### DIRECTIONS
Restate the entries word for word, omitting nothing.

#### RECORDS FOR THE TASK ####

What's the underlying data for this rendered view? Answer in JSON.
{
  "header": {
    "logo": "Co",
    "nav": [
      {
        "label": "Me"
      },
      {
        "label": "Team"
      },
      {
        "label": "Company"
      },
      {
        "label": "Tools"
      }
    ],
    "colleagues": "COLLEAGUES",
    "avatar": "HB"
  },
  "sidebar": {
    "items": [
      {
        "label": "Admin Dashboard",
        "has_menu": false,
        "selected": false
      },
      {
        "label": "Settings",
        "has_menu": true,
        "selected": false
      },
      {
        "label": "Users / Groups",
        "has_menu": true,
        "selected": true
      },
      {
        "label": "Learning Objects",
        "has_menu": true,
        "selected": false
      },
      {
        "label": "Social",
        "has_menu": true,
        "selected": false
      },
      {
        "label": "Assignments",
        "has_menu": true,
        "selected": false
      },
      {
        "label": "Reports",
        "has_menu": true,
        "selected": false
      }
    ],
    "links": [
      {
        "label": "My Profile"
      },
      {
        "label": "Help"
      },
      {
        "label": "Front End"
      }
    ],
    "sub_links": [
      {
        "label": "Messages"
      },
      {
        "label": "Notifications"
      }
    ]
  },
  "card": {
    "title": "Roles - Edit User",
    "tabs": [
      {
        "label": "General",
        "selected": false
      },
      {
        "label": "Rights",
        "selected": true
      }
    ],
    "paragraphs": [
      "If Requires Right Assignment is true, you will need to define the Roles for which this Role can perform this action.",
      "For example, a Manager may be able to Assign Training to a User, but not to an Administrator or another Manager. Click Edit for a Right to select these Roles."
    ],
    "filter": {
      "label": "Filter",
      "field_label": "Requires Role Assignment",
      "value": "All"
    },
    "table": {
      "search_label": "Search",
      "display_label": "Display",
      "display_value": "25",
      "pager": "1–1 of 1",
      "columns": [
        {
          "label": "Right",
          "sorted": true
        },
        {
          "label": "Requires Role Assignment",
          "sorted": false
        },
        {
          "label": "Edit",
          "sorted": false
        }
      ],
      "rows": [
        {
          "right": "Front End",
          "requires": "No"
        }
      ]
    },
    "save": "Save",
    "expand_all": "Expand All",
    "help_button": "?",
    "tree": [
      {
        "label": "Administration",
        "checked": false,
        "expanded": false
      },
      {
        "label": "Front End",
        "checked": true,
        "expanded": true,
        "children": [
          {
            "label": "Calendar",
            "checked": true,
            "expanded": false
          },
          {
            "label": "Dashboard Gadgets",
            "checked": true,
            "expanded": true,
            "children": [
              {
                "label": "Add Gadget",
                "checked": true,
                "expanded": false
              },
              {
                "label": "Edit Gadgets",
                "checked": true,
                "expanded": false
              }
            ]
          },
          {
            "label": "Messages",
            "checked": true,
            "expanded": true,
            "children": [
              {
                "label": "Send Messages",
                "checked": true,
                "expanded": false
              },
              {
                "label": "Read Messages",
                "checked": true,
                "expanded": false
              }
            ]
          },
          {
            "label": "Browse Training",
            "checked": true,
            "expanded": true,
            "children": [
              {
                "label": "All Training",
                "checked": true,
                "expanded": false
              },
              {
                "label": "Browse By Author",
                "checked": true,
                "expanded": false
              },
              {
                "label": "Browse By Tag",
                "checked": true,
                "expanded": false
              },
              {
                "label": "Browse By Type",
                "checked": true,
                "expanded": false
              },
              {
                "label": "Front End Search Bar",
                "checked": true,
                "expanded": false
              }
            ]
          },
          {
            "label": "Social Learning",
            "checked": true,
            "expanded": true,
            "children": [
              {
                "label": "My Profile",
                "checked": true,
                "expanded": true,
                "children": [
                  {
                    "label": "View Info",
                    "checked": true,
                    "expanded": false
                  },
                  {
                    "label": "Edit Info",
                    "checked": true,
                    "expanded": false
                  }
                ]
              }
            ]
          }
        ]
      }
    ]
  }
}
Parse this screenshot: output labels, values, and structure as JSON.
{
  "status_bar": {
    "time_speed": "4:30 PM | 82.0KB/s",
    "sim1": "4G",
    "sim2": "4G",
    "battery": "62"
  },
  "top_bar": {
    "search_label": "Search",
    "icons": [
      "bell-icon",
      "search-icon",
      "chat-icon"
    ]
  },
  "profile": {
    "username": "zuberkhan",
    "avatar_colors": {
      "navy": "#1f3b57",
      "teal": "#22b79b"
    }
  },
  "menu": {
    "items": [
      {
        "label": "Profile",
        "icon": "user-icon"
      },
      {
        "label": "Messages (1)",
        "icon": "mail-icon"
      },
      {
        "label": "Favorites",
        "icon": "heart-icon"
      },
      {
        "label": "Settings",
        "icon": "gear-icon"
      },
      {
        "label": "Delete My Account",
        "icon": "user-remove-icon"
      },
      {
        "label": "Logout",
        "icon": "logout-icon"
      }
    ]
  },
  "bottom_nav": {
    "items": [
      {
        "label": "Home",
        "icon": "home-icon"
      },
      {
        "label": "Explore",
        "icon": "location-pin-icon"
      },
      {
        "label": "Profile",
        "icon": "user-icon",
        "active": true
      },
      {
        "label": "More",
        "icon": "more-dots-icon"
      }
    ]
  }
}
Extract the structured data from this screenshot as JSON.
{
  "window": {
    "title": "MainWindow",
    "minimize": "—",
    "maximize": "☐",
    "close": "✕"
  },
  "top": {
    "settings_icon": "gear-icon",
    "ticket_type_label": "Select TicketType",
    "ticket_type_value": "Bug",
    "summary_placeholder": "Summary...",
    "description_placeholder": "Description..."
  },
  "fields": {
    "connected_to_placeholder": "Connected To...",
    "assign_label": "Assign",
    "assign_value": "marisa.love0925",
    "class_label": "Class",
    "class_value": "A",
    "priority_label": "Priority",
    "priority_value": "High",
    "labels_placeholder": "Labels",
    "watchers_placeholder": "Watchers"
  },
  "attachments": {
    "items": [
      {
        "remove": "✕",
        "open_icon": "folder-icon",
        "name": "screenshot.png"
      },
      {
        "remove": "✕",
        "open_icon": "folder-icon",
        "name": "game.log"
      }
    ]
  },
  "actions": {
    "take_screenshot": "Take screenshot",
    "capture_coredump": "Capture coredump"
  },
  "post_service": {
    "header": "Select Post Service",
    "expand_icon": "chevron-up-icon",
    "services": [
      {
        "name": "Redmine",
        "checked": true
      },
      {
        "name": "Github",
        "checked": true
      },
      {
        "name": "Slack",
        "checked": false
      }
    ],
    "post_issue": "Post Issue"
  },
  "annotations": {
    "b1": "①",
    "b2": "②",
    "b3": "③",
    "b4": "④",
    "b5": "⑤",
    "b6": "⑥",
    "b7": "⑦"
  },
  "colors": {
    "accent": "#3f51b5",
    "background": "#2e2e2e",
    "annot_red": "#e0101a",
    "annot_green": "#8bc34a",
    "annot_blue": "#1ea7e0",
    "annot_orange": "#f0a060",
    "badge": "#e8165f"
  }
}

####

### RESULT OF THE TASK
What's the underlying data for this rendered view? Answer in JSON.
{
  "header": {
    "logo": "Co",
    "nav": [
      {
        "label": "Me"
      },
      {
        "label": "Team"
      },
      {
        "label": "Company"
      },
      {
        "label": "Tools"
      }
    ],
    "colleagues": "COLLEAGUES",
    "avatar": "HB"
  },
  "sidebar": {
    "items": [
      {
        "label": "Admin Dashboard",
        "has_menu": false,
        "selected": false
      },
      {
        "label": "Settings",
        "has_menu": true,
        "selected": false
      },
      {
        "label": "Users / Groups",
        "has_menu": true,
        "selected": true
      },
      {
        "label": "Learning Objects",
        "has_menu": true,
        "selected": false
      },
      {
        "label": "Social",
        "has_menu": true,
        "selected": false
      },
      {
        "label": "Assignments",
        "has_menu": true,
        "selected": false
      },
      {
        "label": "Reports",
        "has_menu": true,
        "selected": false
      }
    ],
    "links": [
      {
        "label": "My Profile"
      },
      {
        "label": "Help"
      },
      {
        "label": "Front End"
      }
    ],
    "sub_links": [
      {
        "label": "Messages"
      },
      {
        "label": "Notifications"
      }
    ]
  },
  "card": {
    "title": "Roles - Edit User",
    "tabs": [
      {
        "label": "General",
        "selected": false
      },
      {
        "label": "Rights",
        "selected": true
      }
    ],
    "paragraphs": [
      "If Requires Right Assignment is true, you will need to define the Roles for which this Role can perform this action.",
      "For example, a Manager may be able to Assign Training to a User, but not to an Administrator or another Manager. Click Edit for a Right to select these Roles."
    ],
    "filter": {
      "label": "Filter",
      "field_label": "Requires Role Assignment",
      "value": "All"
    },
    "table": {
      "search_label": "Search",
      "display_label": "Display",
      "display_value": "25",
      "pager": "1–1 of 1",
      "columns": [
        {
          "label": "Right",
          "sorted": true
        },
        {
          "label": "Requires Role Assignment",
          "sorted": false
        },
        {
          "label": "Edit",
          "sorted": false
        }
      ],
      "rows": [
        {
          "right": "Front End",
          "requires": "No"
        }
      ]
    },
    "save": "Save",
    "expand_all": "Expand All",
    "help_button": "?",
    "tree": [
      {
        "label": "Administration",
        "checked": false,
        "expanded": false
      },
      {
        "label": "Front End",
        "checked": true,
        "expanded": true,
        "children": [
          {
            "label": "Calendar",
            "checked": true,
            "expanded": false
          },
          {
            "label": "Dashboard Gadgets",
            "checked": true,
            "expanded": true,
            "children": [
              {
                "label": "Add Gadget",
                "checked": true,
                "expanded": false
              },
              {
                "label": "Edit Gadgets",
                "checked": true,
                "expanded": false
              }
            ]
          },
          {
            "label": "Messages",
            "checked": true,
            "expanded": true,
            "children": [
              {
                "label": "Send Messages",
                "checked": true,
                "expanded": false
              },
              {
                "label": "Read Messages",
                "checked": true,
                "expanded": false
              }
            ]
          },
          {
            "label": "Browse Training",
            "checked": true,
            "expanded": true,
            "children": [
              {
                "label": "All Training",
                "checked": true,
                "expanded": false
              },
              {
                "label": "Browse By Author",
                "checked": true,
                "expanded": false
              },
              {
                "label": "Browse By Tag",
                "checked": true,
                "expanded": false
              },
              {
                "label": "Browse By Type",
                "checked": true,
                "expanded": false
              },
              {
                "label": "Front End Search Bar",
                "checked": true,
                "expanded": false
              }
            ]
          },
          {
            "label": "Social Learning",
            "checked": true,
            "expanded": true,
            "children": [
              {
                "label": "My Profile",
                "checked": true,
                "expanded": true,
                "children": [
                  {
                    "label": "View Info",
                    "checked": true,
                    "expanded": false
                  },
                  {
                    "label": "Edit Info",
                    "checked": true,
                    "expanded": false
                  }
                ]
              }
            ]
          }
        ]
      }
    ]
  }
}
Parse this screenshot: output labels, values, and structure as JSON.
{
  "status_bar": {
    "time_speed": "4:30 PM | 82.0KB/s",
    "sim1": "4G",
    "sim2": "4G",
    "battery": "62"
  },
  "top_bar": {
    "search_label": "Search",
    "icons": [
      "bell-icon",
      "search-icon",
      "chat-icon"
    ]
  },
  "profile": {
    "username": "zuberkhan",
    "avatar_colors": {
      "navy": "#1f3b57",
      "teal": "#22b79b"
    }
  },
  "menu": {
    "items": [
      {
        "label": "Profile",
        "icon": "user-icon"
      },
      {
        "label": "Messages (1)",
        "icon": "mail-icon"
      },
      {
        "label": "Favorites",
        "icon": "heart-icon"
      },
      {
        "label": "Settings",
        "icon": "gear-icon"
      },
      {
        "label": "Delete My Account",
        "icon": "user-remove-icon"
      },
      {
        "label": "Logout",
        "icon": "logout-icon"
      }
    ]
  },
  "bottom_nav": {
    "items": [
      {
        "label": "Home",
        "icon": "home-icon"
      },
      {
        "label": "Explore",
        "icon": "location-pin-icon"
      },
      {
        "label": "Profile",
        "icon": "user-icon",
        "active": true
      },
      {
        "label": "More",
        "icon": "more-dots-icon"
      }
    ]
  }
}
Extract the structured data from this screenshot as JSON.
{
  "window": {
    "title": "MainWindow",
    "minimize": "—",
    "maximize": "☐",
    "close": "✕"
  },
  "top": {
    "settings_icon": "gear-icon",
    "ticket_type_label": "Select TicketType",
    "ticket_type_value": "Bug",
    "summary_placeholder": "Summary...",
    "description_placeholder": "Description..."
  },
  "fields": {
    "connected_to_placeholder": "Connected To...",
    "assign_label": "Assign",
    "assign_value": "marisa.love0925",
    "class_label": "Class",
    "class_value": "A",
    "priority_label": "Priority",
    "priority_value": "High",
    "labels_placeholder": "Labels",
    "watchers_placeholder": "Watchers"
  },
  "attachments": {
    "items": [
      {
        "remove": "✕",
        "open_icon": "folder-icon",
        "name": "screenshot.png"
      },
      {
        "remove": "✕",
        "open_icon": "folder-icon",
        "name": "game.log"
      }
    ]
  },
  "actions": {
    "take_screenshot": "Take screenshot",
    "capture_coredump": "Capture coredump"
  },
  "post_service": {
    "header": "Select Post Service",
    "expand_icon": "chevron-up-icon",
    "services": [
      {
        "name": "Redmine",
        "checked": true
      },
      {
        "name": "Github",
        "checked": true
      },
      {
        "name": "Slack",
        "checked": false
      }
    ],
    "post_issue": "Post Issue"
  },
  "annotations": {
    "b1": "①",
    "b2": "②",
    "b3": "③",
    "b4": "④",
    "b5": "⑤",
    "b6": "⑥",
    "b7": "⑦"
  },
  "colors": {
    "accent": "#3f51b5",
    "background": "#2e2e2e",
    "annot_red": "#e0101a",
    "annot_green": "#8bc34a",
    "annot_blue": "#1ea7e0",
    "annot_orange": "#f0a060",
    "badge": "#e8165f"
  }
}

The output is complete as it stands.